◆ Written task: Copy out each line that has "Aktivity" in it.

◆ Dataset excerpts:
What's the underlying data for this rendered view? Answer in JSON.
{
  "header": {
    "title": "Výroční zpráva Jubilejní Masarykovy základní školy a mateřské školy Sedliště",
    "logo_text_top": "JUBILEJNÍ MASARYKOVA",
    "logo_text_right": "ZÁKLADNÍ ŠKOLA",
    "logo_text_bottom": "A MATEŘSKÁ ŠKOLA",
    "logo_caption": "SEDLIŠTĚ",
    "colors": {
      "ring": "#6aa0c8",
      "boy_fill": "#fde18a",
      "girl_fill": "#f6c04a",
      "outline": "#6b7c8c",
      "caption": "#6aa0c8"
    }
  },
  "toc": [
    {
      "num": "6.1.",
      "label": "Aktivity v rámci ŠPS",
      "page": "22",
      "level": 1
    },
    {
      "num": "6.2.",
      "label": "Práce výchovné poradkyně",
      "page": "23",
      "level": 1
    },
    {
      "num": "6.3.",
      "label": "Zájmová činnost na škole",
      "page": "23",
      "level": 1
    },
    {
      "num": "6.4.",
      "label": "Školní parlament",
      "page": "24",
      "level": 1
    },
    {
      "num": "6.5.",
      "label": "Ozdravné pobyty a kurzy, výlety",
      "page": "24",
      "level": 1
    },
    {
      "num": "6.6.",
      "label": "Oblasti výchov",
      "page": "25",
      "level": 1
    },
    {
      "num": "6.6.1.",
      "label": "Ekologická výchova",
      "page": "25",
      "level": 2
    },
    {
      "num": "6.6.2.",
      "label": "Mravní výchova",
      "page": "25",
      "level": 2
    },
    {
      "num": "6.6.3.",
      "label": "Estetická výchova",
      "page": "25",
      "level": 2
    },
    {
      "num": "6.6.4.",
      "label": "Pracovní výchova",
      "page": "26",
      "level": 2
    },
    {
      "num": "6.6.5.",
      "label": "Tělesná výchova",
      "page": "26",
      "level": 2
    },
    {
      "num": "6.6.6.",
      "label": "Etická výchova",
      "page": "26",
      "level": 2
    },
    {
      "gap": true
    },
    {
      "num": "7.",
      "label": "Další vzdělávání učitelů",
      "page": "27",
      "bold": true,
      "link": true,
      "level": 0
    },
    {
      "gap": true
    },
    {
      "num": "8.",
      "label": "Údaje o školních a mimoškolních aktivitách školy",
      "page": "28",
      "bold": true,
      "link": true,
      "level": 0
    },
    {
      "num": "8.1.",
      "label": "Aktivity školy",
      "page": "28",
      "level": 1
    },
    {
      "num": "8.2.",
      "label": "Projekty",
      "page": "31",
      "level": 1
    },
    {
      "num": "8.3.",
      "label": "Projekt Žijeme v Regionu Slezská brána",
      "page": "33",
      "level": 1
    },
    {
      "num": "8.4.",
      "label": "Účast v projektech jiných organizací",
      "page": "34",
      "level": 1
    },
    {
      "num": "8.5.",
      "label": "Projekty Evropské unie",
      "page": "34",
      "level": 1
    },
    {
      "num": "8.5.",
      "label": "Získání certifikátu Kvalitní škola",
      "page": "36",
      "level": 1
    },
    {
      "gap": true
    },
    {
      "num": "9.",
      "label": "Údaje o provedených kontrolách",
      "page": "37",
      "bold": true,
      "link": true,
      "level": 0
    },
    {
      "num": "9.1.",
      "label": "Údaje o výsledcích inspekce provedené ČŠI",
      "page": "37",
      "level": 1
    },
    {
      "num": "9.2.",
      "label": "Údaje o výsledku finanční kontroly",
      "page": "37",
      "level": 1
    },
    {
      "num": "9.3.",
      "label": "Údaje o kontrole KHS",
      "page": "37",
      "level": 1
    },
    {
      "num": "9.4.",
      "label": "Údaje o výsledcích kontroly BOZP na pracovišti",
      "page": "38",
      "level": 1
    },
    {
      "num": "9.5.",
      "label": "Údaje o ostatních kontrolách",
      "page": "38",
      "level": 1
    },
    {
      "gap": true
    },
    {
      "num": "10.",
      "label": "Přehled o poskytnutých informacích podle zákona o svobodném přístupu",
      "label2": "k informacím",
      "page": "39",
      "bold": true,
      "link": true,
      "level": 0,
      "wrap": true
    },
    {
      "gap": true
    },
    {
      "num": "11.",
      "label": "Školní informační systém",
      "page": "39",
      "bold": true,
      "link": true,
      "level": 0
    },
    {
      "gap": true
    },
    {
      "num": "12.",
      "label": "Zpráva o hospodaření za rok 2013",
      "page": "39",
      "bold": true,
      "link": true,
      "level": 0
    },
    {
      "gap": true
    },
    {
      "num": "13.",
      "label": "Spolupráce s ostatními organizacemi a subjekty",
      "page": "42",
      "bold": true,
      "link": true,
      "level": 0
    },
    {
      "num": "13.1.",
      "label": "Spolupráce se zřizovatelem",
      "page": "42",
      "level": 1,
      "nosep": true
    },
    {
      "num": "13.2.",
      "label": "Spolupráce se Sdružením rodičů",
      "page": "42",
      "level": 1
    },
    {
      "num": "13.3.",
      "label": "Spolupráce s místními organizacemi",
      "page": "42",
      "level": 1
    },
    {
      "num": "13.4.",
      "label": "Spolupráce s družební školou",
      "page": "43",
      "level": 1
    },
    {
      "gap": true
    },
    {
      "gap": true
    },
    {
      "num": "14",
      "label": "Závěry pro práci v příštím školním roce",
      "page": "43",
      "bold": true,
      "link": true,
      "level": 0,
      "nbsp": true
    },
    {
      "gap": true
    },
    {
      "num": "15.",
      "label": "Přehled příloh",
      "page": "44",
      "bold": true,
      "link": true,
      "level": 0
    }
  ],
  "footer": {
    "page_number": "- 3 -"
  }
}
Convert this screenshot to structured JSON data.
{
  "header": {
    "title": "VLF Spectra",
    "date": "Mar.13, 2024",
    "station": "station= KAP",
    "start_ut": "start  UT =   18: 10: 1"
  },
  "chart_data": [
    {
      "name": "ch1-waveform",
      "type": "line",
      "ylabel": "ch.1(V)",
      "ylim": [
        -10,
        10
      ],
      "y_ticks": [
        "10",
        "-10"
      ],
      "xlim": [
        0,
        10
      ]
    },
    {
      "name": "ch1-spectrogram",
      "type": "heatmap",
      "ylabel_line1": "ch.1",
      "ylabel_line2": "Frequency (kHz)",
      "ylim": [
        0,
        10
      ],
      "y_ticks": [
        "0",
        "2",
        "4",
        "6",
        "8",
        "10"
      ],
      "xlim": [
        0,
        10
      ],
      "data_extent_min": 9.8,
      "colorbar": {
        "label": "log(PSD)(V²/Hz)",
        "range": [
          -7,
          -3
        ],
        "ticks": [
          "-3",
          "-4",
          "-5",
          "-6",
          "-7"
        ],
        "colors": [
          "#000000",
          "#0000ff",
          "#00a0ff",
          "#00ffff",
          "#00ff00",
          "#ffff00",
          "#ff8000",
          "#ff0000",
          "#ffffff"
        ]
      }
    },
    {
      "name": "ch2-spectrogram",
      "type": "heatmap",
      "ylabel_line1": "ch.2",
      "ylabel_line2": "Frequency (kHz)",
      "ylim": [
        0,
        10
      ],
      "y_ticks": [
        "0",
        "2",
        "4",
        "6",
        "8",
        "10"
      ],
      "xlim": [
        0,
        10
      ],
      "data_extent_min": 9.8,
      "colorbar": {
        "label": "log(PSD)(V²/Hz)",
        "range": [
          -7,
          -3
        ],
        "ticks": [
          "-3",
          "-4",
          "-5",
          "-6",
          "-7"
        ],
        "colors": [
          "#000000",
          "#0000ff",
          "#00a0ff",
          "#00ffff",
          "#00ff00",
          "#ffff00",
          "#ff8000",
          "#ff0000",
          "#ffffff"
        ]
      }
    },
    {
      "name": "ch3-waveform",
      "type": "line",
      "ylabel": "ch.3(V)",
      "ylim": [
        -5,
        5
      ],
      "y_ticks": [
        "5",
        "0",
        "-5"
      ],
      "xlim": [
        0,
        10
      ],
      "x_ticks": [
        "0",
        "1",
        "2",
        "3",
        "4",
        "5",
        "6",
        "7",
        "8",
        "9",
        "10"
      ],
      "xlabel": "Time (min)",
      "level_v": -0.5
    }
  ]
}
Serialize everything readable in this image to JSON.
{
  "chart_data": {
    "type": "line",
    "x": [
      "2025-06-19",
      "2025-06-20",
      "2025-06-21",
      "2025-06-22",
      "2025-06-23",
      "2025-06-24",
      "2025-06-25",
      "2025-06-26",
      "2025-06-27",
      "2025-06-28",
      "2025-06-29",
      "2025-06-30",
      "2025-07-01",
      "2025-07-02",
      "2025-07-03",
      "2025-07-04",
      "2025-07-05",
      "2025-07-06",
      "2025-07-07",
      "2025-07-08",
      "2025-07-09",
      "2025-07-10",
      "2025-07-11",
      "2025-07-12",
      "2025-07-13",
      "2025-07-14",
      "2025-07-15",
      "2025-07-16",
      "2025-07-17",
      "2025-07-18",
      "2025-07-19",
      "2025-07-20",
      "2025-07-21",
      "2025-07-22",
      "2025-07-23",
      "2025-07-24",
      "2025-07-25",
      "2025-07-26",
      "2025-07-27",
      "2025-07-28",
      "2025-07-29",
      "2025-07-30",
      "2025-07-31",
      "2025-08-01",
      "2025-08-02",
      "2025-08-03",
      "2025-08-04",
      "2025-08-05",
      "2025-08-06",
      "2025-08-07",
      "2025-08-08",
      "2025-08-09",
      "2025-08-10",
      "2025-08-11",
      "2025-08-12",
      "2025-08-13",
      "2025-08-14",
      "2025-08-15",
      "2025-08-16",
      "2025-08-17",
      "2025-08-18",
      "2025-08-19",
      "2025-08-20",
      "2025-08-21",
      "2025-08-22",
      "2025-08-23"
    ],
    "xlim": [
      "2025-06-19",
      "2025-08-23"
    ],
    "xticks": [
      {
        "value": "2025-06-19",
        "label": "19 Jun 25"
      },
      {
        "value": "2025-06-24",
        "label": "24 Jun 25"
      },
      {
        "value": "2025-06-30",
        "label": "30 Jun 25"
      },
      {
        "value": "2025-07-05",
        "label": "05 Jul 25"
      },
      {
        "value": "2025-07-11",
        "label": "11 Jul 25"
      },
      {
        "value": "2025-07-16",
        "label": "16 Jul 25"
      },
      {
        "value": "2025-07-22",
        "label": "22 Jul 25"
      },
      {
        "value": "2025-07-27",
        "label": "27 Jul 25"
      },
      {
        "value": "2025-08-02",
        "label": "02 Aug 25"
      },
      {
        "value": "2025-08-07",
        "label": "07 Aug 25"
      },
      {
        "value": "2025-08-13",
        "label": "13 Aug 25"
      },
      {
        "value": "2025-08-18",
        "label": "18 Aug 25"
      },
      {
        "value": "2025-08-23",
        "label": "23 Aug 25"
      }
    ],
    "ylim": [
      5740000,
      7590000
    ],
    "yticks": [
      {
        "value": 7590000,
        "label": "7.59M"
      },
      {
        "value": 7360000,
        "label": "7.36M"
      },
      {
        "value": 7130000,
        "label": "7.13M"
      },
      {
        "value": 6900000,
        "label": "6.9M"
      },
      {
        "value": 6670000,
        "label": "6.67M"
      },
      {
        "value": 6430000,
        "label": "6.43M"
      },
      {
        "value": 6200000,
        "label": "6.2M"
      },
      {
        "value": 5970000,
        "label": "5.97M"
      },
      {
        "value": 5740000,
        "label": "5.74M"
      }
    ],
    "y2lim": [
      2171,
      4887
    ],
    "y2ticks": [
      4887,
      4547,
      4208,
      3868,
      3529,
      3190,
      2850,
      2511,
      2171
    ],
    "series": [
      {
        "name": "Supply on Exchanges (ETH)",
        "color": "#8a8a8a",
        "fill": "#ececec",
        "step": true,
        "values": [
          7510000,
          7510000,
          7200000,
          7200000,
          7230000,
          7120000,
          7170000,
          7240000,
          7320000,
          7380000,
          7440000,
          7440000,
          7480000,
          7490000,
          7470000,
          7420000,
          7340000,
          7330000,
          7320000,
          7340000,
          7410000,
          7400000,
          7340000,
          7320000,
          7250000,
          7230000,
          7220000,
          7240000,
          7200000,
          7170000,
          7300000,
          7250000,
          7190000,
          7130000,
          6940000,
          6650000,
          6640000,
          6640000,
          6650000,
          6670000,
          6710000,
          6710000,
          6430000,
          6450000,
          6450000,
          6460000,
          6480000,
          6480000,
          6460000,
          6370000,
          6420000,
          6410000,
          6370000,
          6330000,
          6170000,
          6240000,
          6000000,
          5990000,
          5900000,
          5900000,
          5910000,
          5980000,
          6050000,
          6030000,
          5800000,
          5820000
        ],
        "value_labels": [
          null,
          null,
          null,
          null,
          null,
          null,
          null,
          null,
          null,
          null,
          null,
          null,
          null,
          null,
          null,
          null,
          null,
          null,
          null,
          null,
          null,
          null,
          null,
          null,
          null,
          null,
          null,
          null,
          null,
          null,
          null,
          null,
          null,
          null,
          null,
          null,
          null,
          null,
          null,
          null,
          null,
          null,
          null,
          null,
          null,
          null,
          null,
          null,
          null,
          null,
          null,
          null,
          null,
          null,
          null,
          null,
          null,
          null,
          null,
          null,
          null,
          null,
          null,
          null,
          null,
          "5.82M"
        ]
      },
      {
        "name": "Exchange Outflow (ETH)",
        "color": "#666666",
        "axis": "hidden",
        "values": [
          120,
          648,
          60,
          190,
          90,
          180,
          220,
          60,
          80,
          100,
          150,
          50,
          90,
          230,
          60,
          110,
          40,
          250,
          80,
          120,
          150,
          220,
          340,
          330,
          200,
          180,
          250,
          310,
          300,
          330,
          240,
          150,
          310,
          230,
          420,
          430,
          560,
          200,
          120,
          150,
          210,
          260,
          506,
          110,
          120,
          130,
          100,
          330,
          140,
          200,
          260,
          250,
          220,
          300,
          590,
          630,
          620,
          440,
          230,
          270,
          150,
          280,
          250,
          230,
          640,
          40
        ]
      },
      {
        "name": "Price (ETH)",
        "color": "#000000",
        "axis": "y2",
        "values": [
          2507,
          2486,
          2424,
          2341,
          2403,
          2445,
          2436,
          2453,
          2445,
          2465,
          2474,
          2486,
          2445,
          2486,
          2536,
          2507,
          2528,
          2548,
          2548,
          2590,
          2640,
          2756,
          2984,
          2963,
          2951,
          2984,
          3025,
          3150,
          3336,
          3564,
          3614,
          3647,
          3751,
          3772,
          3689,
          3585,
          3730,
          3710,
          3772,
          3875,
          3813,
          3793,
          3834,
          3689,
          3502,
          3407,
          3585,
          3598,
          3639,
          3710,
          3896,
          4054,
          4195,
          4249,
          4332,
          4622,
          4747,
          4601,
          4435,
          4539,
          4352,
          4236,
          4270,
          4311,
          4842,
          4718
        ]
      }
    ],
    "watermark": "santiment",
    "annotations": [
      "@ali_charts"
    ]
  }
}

◆ Task result:
      "label": "Aktivity v rámci ŠPS",
      "label": "Aktivity školy",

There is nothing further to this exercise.